(Exercise prompt): Copy every line in the records below that contains the word "Luís".
• • • • •
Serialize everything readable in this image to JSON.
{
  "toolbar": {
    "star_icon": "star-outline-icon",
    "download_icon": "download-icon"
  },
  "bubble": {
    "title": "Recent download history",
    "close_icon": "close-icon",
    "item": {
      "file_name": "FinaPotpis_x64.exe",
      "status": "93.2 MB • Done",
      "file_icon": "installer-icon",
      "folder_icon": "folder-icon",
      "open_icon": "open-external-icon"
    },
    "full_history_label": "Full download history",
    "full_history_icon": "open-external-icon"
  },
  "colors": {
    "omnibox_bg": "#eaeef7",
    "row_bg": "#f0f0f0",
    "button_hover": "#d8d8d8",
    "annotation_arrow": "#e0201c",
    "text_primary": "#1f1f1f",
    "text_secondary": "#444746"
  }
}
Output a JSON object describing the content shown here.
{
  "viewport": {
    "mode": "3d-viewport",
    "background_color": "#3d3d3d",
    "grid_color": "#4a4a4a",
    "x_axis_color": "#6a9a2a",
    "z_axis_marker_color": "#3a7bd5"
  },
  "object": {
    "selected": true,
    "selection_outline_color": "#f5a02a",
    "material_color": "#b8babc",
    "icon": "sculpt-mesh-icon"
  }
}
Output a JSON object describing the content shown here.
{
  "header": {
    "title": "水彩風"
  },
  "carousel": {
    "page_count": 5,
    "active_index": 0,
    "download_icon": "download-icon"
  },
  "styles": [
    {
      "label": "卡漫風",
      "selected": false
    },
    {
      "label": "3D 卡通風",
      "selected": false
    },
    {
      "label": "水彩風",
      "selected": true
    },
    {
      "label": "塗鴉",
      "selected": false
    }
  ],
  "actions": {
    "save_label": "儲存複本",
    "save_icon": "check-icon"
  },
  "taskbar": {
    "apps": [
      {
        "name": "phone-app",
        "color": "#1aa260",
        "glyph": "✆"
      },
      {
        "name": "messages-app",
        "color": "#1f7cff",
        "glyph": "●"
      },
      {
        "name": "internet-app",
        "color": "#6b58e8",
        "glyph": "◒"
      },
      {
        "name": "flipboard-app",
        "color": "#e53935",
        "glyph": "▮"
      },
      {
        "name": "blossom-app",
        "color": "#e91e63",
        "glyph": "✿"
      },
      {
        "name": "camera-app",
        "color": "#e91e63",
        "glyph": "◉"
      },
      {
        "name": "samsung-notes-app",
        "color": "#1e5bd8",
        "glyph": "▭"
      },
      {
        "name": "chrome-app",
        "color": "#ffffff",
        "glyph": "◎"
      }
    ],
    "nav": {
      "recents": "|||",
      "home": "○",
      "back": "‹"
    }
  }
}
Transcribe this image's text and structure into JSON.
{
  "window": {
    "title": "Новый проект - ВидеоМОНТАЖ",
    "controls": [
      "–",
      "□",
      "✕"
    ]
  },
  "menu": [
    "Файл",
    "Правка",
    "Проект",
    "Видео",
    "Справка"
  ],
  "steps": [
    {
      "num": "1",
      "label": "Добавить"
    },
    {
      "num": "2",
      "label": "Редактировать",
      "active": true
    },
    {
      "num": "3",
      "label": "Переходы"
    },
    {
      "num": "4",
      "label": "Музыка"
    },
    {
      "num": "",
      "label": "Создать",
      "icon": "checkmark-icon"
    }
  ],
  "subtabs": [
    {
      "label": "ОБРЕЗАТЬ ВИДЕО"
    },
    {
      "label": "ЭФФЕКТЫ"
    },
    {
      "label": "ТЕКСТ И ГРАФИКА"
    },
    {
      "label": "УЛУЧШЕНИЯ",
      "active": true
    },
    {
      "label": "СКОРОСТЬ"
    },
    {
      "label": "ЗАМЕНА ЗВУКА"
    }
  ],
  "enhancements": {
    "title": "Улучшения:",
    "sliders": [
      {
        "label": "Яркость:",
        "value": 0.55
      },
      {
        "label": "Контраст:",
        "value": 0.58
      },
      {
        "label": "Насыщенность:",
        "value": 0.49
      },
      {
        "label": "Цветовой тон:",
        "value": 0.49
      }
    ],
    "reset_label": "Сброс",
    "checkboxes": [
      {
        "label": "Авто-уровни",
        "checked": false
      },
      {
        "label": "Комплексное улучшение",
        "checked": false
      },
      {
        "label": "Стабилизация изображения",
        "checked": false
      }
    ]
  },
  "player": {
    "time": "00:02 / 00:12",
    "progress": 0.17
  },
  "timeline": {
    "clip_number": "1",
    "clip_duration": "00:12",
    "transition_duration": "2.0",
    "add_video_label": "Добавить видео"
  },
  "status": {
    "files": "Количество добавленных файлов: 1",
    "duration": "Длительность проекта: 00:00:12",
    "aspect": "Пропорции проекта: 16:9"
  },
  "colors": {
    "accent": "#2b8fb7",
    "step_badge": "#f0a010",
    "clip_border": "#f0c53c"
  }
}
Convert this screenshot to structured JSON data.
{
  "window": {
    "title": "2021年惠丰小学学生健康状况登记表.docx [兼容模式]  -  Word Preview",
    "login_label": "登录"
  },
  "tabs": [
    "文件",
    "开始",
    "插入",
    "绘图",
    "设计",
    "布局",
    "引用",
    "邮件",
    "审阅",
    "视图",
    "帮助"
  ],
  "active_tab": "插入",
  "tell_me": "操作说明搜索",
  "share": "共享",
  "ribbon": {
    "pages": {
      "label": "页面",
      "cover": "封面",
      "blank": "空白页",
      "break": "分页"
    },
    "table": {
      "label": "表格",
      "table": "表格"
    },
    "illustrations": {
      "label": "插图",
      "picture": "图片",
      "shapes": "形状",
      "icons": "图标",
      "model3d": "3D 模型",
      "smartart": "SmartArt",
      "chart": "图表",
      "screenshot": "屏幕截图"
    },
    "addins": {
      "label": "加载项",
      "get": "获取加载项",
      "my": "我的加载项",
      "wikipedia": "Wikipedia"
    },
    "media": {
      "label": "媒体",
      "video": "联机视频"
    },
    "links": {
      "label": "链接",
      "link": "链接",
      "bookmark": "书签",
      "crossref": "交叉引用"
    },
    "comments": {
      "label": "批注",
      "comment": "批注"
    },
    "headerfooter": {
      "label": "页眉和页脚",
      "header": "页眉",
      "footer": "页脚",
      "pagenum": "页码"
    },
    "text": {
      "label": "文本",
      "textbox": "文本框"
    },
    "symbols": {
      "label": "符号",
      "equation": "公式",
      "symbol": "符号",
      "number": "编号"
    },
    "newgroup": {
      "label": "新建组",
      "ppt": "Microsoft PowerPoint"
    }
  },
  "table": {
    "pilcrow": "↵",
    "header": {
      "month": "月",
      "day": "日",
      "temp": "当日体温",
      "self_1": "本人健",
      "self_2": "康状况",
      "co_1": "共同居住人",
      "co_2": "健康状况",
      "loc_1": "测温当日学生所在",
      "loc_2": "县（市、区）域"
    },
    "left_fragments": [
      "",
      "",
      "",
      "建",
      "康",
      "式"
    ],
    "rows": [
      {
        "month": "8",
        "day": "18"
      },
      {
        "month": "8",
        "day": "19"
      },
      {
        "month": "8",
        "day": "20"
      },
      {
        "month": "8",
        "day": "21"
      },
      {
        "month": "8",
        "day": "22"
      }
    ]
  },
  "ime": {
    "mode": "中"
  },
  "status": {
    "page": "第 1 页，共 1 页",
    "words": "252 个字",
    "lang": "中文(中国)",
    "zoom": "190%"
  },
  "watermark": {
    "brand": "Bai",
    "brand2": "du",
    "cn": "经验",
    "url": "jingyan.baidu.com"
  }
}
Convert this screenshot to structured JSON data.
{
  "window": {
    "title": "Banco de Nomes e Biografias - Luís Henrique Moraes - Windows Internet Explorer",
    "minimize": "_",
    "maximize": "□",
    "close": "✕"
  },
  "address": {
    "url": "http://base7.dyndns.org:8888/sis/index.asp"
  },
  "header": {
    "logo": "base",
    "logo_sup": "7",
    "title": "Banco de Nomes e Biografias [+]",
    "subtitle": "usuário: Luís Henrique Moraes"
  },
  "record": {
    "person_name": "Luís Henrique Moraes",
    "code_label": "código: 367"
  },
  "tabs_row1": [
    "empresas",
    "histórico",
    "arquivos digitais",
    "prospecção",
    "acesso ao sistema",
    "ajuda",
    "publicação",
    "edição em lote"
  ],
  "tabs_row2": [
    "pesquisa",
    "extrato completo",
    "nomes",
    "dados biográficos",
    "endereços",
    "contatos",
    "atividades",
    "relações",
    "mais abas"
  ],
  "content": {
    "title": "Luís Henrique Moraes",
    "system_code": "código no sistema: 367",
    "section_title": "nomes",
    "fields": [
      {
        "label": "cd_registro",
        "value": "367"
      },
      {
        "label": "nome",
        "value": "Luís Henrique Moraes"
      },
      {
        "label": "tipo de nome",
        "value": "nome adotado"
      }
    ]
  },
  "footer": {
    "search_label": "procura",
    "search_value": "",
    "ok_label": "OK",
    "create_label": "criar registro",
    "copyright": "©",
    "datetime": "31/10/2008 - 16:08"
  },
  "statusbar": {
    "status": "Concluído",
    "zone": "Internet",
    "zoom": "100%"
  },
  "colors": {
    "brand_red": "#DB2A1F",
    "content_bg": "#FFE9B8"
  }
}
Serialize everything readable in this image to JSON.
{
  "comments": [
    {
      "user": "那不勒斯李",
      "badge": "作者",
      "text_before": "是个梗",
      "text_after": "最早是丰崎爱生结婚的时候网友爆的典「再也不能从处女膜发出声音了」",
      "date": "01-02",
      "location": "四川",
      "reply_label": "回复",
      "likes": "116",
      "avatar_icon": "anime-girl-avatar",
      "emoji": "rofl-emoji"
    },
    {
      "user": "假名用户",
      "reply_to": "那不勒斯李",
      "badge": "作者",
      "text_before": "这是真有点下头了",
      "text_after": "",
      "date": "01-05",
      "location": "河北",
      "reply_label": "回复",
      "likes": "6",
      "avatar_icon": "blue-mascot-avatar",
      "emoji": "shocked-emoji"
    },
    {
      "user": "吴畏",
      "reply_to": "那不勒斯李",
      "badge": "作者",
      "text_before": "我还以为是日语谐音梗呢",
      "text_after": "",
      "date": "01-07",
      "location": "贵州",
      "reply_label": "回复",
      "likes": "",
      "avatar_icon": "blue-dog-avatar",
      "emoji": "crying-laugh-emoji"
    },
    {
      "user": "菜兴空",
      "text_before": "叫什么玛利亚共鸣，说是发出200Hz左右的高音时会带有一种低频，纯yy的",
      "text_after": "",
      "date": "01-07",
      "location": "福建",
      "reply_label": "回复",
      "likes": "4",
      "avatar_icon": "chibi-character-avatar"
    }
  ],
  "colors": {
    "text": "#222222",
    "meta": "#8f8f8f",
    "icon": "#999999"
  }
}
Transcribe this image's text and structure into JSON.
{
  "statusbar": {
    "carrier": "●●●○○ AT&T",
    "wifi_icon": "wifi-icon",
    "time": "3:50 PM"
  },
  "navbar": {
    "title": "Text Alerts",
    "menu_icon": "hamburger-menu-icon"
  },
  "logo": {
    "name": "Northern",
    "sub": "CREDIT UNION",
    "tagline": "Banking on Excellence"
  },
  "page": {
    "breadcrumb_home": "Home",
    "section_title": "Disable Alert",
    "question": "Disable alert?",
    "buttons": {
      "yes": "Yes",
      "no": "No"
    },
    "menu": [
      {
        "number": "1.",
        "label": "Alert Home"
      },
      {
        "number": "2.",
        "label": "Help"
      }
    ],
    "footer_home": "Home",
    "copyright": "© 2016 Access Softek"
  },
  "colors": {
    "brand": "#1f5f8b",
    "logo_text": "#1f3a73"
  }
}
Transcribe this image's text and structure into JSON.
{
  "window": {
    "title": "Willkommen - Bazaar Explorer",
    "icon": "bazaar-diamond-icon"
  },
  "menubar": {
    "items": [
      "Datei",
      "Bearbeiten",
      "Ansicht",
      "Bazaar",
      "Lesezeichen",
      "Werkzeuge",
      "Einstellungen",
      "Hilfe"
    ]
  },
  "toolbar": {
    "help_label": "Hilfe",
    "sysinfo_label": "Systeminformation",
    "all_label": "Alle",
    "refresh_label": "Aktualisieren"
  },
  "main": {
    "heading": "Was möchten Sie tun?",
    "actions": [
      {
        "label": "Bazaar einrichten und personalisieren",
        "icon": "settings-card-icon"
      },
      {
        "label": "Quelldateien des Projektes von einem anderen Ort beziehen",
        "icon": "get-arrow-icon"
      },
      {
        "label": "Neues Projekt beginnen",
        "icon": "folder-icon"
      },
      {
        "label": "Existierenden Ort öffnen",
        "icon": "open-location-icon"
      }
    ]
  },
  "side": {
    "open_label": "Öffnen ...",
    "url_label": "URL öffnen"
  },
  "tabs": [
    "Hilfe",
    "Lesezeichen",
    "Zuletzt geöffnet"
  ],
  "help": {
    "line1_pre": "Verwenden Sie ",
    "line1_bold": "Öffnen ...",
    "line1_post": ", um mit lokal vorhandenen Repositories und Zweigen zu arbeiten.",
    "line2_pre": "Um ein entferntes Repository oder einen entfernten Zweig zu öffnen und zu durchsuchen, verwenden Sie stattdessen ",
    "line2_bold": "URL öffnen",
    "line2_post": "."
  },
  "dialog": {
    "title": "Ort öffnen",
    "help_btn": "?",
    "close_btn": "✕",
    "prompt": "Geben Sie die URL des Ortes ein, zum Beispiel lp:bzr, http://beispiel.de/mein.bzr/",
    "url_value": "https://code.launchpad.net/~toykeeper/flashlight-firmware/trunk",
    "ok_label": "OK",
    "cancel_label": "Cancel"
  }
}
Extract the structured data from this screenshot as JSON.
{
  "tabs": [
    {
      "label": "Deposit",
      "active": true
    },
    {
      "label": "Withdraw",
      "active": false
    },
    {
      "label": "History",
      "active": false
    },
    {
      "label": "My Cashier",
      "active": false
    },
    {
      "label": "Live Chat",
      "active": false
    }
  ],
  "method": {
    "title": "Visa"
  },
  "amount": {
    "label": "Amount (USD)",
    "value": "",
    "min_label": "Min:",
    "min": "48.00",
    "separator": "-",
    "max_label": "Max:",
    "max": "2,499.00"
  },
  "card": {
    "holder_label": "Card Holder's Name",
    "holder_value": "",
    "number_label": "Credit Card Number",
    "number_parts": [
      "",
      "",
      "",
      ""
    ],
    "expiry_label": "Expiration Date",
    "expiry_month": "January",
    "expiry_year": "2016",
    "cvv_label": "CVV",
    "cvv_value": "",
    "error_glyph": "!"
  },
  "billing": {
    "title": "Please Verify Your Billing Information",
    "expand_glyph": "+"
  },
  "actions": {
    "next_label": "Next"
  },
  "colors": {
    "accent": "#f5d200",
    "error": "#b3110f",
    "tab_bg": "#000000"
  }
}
• • • • •
(Solved exercise):
    "title": "Banco de Nomes e Biografias - Luís Henrique Moraes - Windows Internet Explorer",
    "subtitle": "usuário: Luís Henrique Moraes"
    "person_name": "Luís Henrique Moraes",
    "title": "Luís Henrique Moraes",
        "value": "Luís Henrique Moraes"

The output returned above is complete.